Your objective: Go through the listing and pick out each line with the word "text" in it.

Extracted records:
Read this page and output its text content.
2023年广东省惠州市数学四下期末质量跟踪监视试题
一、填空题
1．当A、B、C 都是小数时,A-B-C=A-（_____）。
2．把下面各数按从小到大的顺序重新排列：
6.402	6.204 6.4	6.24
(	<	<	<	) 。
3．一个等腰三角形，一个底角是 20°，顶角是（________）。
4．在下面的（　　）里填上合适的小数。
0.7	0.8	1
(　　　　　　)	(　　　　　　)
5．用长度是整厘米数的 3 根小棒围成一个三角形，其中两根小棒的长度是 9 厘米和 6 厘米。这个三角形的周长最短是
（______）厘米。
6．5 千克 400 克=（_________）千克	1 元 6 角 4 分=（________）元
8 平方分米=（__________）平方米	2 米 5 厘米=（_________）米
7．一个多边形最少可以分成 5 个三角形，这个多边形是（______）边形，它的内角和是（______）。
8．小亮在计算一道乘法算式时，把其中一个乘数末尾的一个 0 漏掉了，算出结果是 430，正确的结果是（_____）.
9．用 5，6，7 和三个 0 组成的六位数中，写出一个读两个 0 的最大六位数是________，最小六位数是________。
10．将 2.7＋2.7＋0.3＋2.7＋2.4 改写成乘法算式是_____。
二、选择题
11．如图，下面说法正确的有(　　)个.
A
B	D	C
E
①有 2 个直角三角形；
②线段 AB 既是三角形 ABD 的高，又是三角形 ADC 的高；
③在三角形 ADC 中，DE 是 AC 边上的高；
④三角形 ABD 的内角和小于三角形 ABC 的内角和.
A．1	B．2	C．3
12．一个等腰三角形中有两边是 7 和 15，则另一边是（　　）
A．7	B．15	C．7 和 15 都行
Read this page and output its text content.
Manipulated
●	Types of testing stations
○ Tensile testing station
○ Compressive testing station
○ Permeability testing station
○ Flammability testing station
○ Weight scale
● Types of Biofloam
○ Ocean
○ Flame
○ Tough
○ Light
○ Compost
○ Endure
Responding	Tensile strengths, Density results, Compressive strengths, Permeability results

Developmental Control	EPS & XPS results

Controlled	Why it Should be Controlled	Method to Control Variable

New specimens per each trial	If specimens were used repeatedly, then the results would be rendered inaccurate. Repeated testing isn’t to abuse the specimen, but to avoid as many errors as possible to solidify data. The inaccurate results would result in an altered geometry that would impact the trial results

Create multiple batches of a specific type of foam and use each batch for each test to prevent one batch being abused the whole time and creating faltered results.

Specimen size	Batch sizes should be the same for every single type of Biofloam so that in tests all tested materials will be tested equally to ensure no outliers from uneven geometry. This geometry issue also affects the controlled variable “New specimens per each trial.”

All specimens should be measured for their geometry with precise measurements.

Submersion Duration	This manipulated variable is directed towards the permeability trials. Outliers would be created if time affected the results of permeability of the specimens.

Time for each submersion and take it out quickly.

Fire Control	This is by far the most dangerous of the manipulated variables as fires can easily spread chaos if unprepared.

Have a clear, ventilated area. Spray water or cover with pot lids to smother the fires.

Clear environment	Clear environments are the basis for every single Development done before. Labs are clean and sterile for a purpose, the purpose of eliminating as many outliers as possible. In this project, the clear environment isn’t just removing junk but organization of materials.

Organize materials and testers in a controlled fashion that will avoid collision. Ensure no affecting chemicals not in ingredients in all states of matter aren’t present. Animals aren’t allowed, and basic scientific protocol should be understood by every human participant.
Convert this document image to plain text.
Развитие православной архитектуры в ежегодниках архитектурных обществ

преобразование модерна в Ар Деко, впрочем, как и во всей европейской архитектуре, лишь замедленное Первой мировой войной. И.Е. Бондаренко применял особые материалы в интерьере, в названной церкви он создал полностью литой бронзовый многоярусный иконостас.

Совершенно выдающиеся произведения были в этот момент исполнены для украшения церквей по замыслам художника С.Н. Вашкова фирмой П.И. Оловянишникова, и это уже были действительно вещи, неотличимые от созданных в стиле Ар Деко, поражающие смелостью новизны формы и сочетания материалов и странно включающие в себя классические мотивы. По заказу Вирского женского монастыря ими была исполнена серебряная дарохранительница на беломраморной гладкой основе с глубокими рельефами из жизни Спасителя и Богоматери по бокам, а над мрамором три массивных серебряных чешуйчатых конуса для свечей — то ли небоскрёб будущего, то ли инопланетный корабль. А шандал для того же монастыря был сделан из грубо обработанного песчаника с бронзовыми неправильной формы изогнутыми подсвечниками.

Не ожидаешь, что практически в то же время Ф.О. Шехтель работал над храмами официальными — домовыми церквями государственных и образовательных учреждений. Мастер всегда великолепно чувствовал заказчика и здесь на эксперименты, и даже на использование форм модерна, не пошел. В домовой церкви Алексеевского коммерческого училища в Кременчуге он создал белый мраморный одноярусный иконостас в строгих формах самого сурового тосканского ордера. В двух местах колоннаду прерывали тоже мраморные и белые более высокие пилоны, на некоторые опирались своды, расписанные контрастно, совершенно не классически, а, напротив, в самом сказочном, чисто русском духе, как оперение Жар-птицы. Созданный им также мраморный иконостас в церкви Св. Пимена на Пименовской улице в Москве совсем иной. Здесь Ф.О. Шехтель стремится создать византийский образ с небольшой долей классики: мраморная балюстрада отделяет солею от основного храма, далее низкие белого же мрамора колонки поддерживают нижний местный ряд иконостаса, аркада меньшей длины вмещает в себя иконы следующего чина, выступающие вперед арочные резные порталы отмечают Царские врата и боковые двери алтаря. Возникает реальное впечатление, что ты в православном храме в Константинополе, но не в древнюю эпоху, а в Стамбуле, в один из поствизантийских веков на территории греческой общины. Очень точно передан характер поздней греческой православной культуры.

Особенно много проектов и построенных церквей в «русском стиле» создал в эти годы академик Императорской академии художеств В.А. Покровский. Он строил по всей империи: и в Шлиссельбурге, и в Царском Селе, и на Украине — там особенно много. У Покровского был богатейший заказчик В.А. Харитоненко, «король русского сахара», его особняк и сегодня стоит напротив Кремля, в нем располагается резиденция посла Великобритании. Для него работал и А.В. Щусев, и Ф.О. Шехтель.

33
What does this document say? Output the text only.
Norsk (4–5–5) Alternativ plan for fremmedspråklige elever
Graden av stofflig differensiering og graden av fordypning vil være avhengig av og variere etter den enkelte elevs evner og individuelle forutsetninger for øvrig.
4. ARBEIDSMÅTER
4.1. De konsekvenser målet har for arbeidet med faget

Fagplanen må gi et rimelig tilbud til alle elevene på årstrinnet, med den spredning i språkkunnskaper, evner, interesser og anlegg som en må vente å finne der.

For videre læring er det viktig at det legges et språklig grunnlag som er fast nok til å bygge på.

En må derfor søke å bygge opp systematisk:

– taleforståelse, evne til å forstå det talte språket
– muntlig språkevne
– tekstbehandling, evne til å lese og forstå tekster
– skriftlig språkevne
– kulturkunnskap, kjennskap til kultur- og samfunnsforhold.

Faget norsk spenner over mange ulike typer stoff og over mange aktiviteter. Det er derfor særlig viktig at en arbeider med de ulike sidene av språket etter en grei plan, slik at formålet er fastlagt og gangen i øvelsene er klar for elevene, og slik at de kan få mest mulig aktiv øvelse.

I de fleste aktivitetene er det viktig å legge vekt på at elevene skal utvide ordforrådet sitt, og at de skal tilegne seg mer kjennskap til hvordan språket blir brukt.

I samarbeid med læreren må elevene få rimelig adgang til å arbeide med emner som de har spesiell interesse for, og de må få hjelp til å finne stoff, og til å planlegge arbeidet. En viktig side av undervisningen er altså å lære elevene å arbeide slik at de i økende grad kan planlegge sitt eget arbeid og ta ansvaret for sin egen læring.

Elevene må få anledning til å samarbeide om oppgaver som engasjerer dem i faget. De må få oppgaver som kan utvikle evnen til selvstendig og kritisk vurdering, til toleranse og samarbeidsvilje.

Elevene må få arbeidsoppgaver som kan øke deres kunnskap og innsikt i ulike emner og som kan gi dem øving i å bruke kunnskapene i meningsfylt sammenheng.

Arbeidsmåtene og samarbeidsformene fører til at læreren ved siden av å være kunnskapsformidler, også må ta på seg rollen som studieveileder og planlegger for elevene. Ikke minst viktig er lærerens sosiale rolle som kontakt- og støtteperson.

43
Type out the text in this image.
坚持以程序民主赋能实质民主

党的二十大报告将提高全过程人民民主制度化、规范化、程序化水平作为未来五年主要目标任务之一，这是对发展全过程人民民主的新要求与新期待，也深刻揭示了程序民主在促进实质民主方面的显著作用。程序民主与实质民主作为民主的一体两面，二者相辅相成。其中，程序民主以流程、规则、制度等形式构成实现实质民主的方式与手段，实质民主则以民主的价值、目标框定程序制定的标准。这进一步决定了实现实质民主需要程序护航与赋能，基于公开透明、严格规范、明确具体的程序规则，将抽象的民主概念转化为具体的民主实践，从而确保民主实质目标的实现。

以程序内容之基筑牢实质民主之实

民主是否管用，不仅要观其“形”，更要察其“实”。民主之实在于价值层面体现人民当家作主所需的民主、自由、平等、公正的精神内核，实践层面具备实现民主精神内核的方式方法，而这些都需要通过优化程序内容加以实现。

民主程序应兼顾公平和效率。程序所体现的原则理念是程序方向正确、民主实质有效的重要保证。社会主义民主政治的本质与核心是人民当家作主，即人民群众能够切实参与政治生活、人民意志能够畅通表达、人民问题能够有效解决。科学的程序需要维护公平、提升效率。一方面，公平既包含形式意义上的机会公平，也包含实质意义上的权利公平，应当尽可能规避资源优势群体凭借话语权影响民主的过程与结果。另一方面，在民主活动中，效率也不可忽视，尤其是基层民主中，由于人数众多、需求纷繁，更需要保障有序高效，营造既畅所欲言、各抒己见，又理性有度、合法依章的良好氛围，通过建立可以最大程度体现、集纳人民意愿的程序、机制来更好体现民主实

Full solution:
Read this page and output its text content.
Read this page and output its text content.
Convert this document image to plain text.
What does this document say? Output the text only.
Type out the text in this image.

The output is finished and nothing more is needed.